** Instruction **
Write out the full "Frozen Time" post below verbatim, from the title through the final sentence.

Frozen Time

The past few weeks have rushed past me, occupying my time with midterms, my Fulbright application, and various events on campus. I have adjusted fairly easily to being back in the States, but some days I still am struck by the loss of the mountains on every horizon. In general though, I have been too busy to give much thought to the life I left in Japan. It is the mixed blessing of busyness.

Overall it has been a good semester. I have a class with my OU Cousin for the first time this semester, so she and I get to see each other regularly. I also had the privilege of attending OU’s International Prom with her and a few of my other friends, where we celebrated the international community here at OU. I am working to take full advantage of the many opportunities presented by the university to engage with the international community, including a daily international news update and the school-wide Teach In on the strengths and weaknesses of constitutions. Meanwhile I continue to be involved with the JCPenney Leadership Program, joining with other business students on campus to pursue professional development and the life-skills we will need after graduation.

Although many of my activities have not changed, my life at OU is changing whether I like it or not. My friends who I’ve studied alongside since we arrived here freshman year are searching for full-time employment. Most of them will be leaving me when this year ends. At the same time, with President Boren stepping down at the end of this year, the school itself is poised for change in the coming year. Life at OU as I have known it is changing. Like anyone else, I don’t care for change. If I could freeze these years and my friends and keep things the way they are, I would be very tempted to do so. However, I know that time flows on, with or without me. I will cherish these days that I have left with my friends while looking forward to new horizons and adventures. There is still much of the world left for me to see. I cannot fly if I remain here, frozen in time.

** Data provided **
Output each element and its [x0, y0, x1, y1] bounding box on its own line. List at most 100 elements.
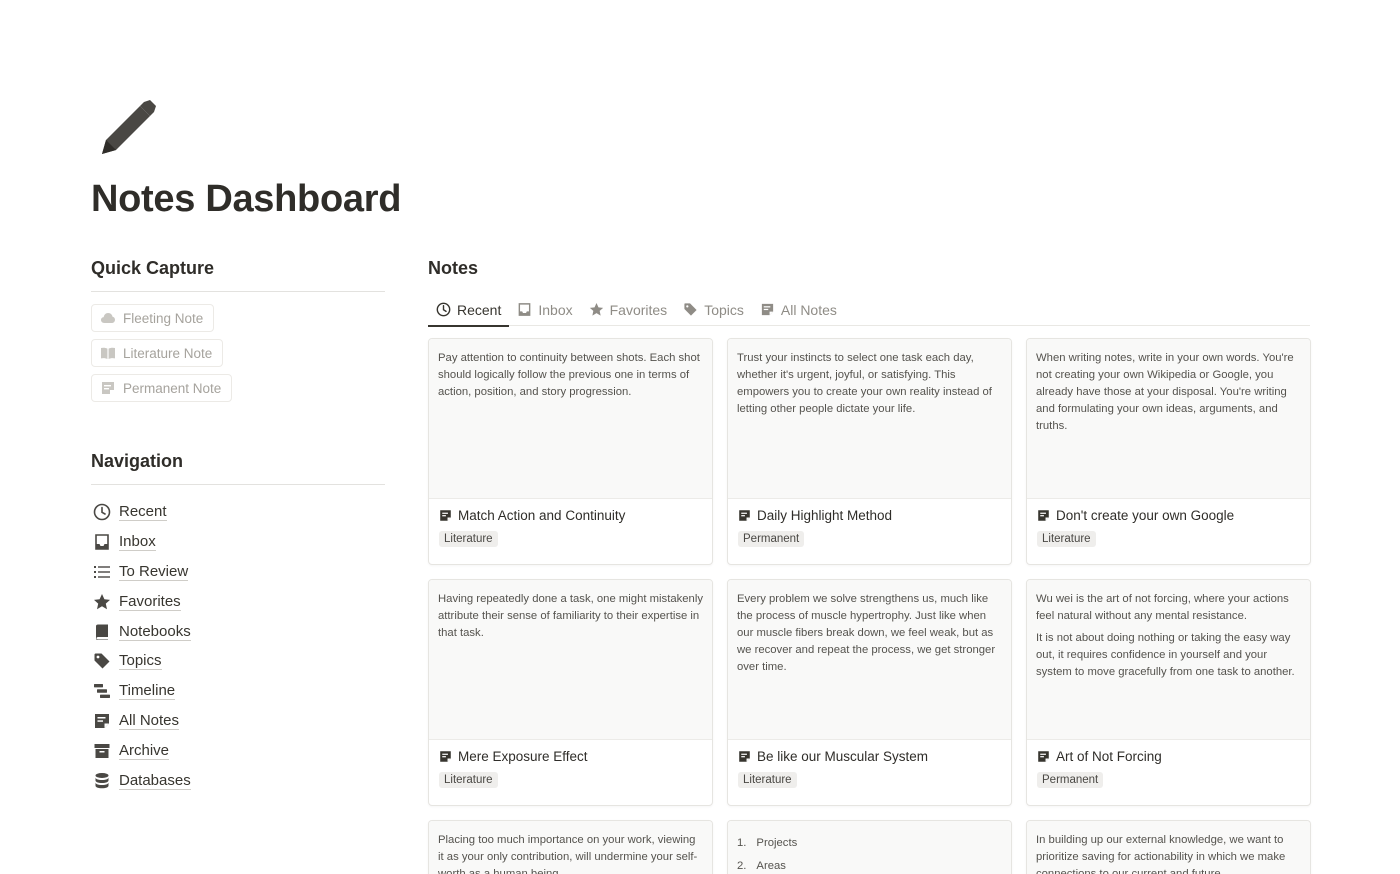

** Finished exercise **
Frozen Time

The past few weeks have rushed past me, occupying my time with midterms, my Fulbright application, and various events on campus. I have adjusted fairly easily to being back in the States, but some days I still am struck by the loss of the mountains on every horizon. In general though, I have been too busy to give much thought to the life I left in Japan. It is the mixed blessing of busyness.

Overall it has been a good semester. I have a class with my OU Cousin for the first time this semester, so she and I get to see each other regularly. I also had the privilege of attending OU’s International Prom with her and a few of my other friends, where we celebrated the international community here at OU. I am working to take full advantage of the many opportunities presented by the university to engage with the international community, including a daily international news update and the school-wide Teach In on the strengths and weaknesses of constitutions. Meanwhile I continue to be involved with the JCPenney Leadership Program, joining with other business students on campus to pursue professional development and the life-skills we will need after graduation.

Although many of my activities have not changed, my life at OU is changing whether I like it or not. My friends who I’ve studied alongside since we arrived here freshman year are searching for full-time employment. Most of them will be leaving me when this year ends. At the same time, with President Boren stepping down at the end of this year, the school itself is poised for change in the coming year. Life at OU as I have known it is changing. Like anyone else, I don’t care for change. If I could freeze these years and my friends and keep things the way they are, I would be very tempted to do so. However, I know that time flows on, with or without me. I will cherish these days that I have left with my friends while looking forward to new horizons and adventures. There is still much of the world left for me to see. I cannot fly if I remain here, frozen in time.